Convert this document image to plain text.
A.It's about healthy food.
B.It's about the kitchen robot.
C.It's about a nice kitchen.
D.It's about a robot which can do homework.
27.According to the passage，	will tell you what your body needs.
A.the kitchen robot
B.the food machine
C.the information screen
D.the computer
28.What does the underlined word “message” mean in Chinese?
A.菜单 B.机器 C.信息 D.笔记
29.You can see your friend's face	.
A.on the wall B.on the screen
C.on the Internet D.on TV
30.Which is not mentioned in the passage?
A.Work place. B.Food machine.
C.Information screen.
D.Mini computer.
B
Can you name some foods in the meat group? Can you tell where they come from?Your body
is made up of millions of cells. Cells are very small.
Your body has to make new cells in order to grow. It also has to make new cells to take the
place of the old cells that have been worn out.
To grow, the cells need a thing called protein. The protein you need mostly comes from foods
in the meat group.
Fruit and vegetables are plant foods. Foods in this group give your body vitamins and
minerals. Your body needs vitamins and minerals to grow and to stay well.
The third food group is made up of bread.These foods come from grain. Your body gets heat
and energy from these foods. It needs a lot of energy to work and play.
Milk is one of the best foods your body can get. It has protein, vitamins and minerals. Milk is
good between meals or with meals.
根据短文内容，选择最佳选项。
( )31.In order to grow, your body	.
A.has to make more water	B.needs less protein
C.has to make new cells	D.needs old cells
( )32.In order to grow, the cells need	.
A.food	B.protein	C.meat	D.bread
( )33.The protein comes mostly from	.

_About this task_
Extract each line of the material exactly as it stands.

_Reply to the task_
Convert this document image to plain text.
A.It's about healthy food.
B.It's about the kitchen robot.
C.It's about a nice kitchen.
D.It's about a robot which can do homework.
27.According to the passage，	will tell you what your body needs.
A.the kitchen robot
B.the food machine
C.the information screen
D.the computer
28.What does the underlined word “message” mean in Chinese?
A.菜单 B.机器 C.信息 D.笔记
29.You can see your friend's face	.
A.on the wall B.on the screen
C.on the Internet D.on TV
30.Which is not mentioned in the passage?
A.Work place. B.Food machine.
C.Information screen.
D.Mini computer.
B
Can you name some foods in the meat group? Can you tell where they come from?Your body
is made up of millions of cells. Cells are very small.
Your body has to make new cells in order to grow. It also has to make new cells to take the
place of the old cells that have been worn out.
To grow, the cells need a thing called protein. The protein you need mostly comes from foods
in the meat group.
Fruit and vegetables are plant foods. Foods in this group give your body vitamins and
minerals. Your body needs vitamins and minerals to grow and to stay well.
The third food group is made up of bread.These foods come from grain. Your body gets heat
and energy from these foods. It needs a lot of energy to work and play.
Milk is one of the best foods your body can get. It has protein, vitamins and minerals. Milk is
good between meals or with meals.
根据短文内容，选择最佳选项。
( )31.In order to grow, your body	.
A.has to make more water	B.needs less protein
C.has to make new cells	D.needs old cells
( )32.In order to grow, the cells need	.
A.food	B.protein	C.meat	D.bread
( )33.The protein comes mostly from	.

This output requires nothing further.